> [Exercise objective]: The data below must be copied in full and without any change.

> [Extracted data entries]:
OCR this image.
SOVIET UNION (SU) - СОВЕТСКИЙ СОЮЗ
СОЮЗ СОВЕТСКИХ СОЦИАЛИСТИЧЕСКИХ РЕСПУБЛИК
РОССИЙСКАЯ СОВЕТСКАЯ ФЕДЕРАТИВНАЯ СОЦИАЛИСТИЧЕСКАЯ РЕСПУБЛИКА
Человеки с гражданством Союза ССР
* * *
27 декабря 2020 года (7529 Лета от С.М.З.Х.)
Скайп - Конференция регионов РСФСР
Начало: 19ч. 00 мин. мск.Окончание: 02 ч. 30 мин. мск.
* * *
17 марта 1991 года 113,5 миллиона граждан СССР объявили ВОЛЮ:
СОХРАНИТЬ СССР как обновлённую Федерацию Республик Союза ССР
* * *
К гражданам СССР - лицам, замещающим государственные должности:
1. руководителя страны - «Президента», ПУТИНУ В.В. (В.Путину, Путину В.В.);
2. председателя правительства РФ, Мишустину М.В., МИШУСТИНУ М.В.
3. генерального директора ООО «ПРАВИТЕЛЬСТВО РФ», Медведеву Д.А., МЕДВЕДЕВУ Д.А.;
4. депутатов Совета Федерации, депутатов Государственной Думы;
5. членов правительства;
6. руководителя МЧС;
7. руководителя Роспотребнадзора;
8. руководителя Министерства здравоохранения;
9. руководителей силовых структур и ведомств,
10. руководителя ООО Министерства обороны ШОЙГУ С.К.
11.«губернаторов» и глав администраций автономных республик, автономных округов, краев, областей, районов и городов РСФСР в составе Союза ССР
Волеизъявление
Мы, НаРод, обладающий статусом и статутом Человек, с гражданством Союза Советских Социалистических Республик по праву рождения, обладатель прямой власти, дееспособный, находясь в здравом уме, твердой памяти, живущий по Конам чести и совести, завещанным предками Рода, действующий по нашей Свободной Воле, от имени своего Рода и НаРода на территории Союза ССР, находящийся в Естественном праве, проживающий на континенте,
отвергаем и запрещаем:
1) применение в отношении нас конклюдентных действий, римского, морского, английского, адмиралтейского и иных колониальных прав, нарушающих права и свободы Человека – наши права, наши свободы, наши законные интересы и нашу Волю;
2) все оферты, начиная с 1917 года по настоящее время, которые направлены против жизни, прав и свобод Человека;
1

> [Solution to this task]:
OCR this image.
SOVIET UNION (SU) - СОВЕТСКИЙ СОЮЗ
СОЮЗ СОВЕТСКИХ СОЦИАЛИСТИЧЕСКИХ РЕСПУБЛИК
РОССИЙСКАЯ СОВЕТСКАЯ ФЕДЕРАТИВНАЯ СОЦИАЛИСТИЧЕСКАЯ РЕСПУБЛИКА
Человеки с гражданством Союза ССР
* * *
27 декабря 2020 года (7529 Лета от С.М.З.Х.)
Скайп - Конференция регионов РСФСР
Начало: 19ч. 00 мин. мск.Окончание: 02 ч. 30 мин. мск.
* * *
17 марта 1991 года 113,5 миллиона граждан СССР объявили ВОЛЮ:
СОХРАНИТЬ СССР как обновлённую Федерацию Республик Союза ССР
* * *
К гражданам СССР - лицам, замещающим государственные должности:
1. руководителя страны - «Президента», ПУТИНУ В.В. (В.Путину, Путину В.В.);
2. председателя правительства РФ, Мишустину М.В., МИШУСТИНУ М.В.
3. генерального директора ООО «ПРАВИТЕЛЬСТВО РФ», Медведеву Д.А., МЕДВЕДЕВУ Д.А.;
4. депутатов Совета Федерации, депутатов Государственной Думы;
5. членов правительства;
6. руководителя МЧС;
7. руководителя Роспотребнадзора;
8. руководителя Министерства здравоохранения;
9. руководителей силовых структур и ведомств,
10. руководителя ООО Министерства обороны ШОЙГУ С.К.
11.«губернаторов» и глав администраций автономных республик, автономных округов, краев, областей, районов и городов РСФСР в составе Союза ССР
Волеизъявление
Мы, НаРод, обладающий статусом и статутом Человек, с гражданством Союза Советских Социалистических Республик по праву рождения, обладатель прямой власти, дееспособный, находясь в здравом уме, твердой памяти, живущий по Конам чести и совести, завещанным предками Рода, действующий по нашей Свободной Воле, от имени своего Рода и НаРода на территории Союза ССР, находящийся в Естественном праве, проживающий на континенте,
отвергаем и запрещаем:
1) применение в отношении нас конклюдентных действий, римского, морского, английского, адмиралтейского и иных колониальных прав, нарушающих права и свободы Человека – наши права, наши свободы, наши законные интересы и нашу Волю;
2) все оферты, начиная с 1917 года по настоящее время, которые направлены против жизни, прав и свобод Человека;
1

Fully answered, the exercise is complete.